#### What to produce:
In the records below, locate the line containing "Read all visible content and emit it as JSON.", then extract it and all following lines exactly, ending with the last line.
* begin Source records *
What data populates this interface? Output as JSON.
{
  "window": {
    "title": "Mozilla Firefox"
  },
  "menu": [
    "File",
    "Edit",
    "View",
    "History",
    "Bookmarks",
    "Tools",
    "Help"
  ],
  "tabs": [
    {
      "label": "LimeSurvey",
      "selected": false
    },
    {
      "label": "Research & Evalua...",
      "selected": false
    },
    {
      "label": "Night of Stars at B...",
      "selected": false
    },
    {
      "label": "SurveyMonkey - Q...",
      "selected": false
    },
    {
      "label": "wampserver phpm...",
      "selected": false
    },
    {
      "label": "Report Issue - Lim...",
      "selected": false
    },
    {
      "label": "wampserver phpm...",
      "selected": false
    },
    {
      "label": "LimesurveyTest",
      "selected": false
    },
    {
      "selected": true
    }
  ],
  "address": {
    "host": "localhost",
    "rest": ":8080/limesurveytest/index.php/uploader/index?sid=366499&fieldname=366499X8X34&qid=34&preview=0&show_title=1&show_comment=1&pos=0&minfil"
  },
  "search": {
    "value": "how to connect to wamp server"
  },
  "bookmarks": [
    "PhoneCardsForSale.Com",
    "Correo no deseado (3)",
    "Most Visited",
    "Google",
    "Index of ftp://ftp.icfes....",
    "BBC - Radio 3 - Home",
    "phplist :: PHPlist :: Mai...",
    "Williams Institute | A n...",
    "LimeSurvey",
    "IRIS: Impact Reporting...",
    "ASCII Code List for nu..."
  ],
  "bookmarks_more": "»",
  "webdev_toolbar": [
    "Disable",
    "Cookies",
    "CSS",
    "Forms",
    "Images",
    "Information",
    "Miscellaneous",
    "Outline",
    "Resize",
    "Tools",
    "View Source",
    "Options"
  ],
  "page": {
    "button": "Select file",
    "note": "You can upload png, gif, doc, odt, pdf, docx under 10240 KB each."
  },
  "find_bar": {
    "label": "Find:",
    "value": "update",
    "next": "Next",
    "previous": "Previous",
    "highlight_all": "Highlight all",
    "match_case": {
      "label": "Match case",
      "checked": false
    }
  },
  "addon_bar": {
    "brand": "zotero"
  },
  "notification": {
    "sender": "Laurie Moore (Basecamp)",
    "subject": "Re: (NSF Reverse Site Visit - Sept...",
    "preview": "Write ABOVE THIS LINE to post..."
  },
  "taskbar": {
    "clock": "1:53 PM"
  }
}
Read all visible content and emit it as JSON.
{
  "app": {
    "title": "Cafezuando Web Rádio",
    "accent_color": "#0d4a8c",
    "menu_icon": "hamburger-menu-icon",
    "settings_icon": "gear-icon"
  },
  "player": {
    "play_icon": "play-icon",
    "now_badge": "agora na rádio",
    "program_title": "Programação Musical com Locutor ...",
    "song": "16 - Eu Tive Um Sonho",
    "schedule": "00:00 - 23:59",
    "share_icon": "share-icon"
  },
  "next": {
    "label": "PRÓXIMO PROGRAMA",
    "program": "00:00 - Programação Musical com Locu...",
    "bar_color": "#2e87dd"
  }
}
* end Source records *
#### In response:
Read all visible content and emit it as JSON.
{
  "app": {
    "title": "Cafezuando Web Rádio",
    "accent_color": "#0d4a8c",
    "menu_icon": "hamburger-menu-icon",
    "settings_icon": "gear-icon"
  },
  "player": {
    "play_icon": "play-icon",
    "now_badge": "agora na rádio",
    "program_title": "Programação Musical com Locutor ...",
    "song": "16 - Eu Tive Um Sonho",
    "schedule": "00:00 - 23:59",
    "share_icon": "share-icon"
  },
  "next": {
    "label": "PRÓXIMO PROGRAMA",
    "program": "00:00 - Programação Musical com Locu...",
    "bar_color": "#2e87dd"
  }
}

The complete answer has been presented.